Excerpted passage:
▼

13 MORE Things Good Doctors Wish Their Patients Knew - Demystifying the Doctor Patient Relationship | https:/cozyclothesblog.com

13 MORE Things Good Doctors Wish Their Patients Knew – Demystifying the Doctor Patient Relationship

I recently published an article called 13 Things Good Doctors Wish Their Patients Knew- Demystifying the Doctor Patient Relationship. If you haven’t read Part One, take a quick trip over to that article to read the first 13 things. Thanks to my readers’ comments and social media shares, I have had some great feedback from doctors both in my life and around the world. Here are 13 MORE things good doctors wish their patients knew.

▲

Revise the article from "I recently published" up to and including "their patients knew.", replacing "feedback" with "input". The data has no connection to the article above.

Records:
▼

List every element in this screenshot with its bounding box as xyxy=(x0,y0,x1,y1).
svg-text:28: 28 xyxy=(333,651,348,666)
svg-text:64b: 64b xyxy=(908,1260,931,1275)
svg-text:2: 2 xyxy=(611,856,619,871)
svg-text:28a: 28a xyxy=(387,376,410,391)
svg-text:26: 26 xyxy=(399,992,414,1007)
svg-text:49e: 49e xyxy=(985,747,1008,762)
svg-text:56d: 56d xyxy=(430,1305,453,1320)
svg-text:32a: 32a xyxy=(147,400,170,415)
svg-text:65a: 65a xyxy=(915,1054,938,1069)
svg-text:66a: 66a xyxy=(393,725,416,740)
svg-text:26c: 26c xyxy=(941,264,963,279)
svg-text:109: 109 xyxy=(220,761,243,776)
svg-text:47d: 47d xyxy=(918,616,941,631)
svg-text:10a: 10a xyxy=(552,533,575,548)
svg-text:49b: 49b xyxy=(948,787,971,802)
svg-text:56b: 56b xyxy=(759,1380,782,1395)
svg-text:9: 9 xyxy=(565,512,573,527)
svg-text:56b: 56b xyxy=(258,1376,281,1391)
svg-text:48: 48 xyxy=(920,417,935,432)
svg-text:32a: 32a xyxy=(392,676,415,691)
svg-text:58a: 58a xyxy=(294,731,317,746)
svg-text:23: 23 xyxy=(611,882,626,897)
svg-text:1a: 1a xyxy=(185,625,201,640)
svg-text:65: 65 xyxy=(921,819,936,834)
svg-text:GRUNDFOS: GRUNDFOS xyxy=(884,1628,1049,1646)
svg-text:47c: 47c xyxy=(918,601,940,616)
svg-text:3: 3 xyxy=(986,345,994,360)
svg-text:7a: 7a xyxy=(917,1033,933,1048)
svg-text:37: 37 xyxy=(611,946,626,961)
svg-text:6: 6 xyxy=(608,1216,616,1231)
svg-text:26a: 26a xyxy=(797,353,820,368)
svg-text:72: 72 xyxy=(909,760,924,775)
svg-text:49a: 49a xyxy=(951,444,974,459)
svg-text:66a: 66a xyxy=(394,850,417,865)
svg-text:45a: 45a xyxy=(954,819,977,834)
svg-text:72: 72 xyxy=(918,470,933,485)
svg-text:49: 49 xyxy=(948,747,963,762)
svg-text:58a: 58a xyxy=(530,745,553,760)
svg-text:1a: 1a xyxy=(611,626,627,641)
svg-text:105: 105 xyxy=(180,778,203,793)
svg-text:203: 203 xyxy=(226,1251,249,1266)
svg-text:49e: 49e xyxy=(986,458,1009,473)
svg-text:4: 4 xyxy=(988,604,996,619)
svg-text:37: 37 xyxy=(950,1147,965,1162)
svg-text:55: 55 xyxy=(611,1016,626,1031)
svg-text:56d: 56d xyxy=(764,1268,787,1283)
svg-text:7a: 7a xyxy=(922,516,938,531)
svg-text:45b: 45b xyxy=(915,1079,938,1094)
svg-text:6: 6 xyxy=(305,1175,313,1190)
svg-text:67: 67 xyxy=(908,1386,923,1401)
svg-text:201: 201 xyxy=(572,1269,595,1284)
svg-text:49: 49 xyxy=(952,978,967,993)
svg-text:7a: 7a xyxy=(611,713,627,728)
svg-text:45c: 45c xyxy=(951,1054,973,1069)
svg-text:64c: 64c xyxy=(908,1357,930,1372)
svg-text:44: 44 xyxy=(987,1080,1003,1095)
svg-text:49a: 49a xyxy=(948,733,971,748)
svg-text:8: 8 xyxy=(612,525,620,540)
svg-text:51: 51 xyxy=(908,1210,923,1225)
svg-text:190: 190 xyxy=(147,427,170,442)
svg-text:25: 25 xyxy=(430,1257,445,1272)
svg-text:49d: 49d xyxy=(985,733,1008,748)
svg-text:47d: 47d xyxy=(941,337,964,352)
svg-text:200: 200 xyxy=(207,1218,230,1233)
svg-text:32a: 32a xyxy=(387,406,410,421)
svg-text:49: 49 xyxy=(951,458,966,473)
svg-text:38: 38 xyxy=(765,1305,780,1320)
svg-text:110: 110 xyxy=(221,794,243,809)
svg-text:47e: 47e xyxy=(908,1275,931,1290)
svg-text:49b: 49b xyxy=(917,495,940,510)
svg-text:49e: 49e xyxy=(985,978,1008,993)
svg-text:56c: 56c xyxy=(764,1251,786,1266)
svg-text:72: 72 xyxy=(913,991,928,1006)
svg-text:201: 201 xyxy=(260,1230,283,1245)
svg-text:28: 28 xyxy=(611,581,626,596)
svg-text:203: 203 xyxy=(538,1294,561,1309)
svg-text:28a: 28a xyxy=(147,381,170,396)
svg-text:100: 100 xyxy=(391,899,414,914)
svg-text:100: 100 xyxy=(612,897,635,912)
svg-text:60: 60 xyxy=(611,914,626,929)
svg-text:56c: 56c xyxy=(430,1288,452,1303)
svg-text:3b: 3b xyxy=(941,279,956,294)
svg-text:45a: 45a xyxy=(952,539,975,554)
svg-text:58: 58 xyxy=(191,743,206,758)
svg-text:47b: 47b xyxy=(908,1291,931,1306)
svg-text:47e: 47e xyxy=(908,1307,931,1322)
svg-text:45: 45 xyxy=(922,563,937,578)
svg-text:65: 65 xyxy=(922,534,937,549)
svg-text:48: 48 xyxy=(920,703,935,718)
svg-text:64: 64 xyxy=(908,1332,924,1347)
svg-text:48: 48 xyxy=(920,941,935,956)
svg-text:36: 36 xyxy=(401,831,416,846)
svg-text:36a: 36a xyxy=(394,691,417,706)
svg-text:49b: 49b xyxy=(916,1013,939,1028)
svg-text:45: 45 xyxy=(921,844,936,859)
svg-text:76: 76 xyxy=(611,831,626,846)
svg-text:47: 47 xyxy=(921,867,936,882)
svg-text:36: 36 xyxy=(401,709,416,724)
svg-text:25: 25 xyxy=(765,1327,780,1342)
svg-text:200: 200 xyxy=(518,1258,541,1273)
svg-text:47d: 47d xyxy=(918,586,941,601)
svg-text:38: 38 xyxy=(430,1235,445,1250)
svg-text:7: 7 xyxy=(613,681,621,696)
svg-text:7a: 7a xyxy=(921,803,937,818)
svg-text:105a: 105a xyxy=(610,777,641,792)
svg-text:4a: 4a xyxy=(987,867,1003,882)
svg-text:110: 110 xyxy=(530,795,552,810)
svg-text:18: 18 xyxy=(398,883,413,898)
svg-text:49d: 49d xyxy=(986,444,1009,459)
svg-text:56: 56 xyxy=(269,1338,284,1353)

▲

Result:
I recently published an article called 13 Things Good Doctors Wish Their Patients Knew- Demystifying the Doctor Patient Relationship. If you haven’t read Part One, take a quick trip over to that article to read the first 13 things. Thanks to my readers’ comments and social media shares, I have had some great input from doctors both in my life and around the world. Here are 13 MORE things good doctors wish their patients knew.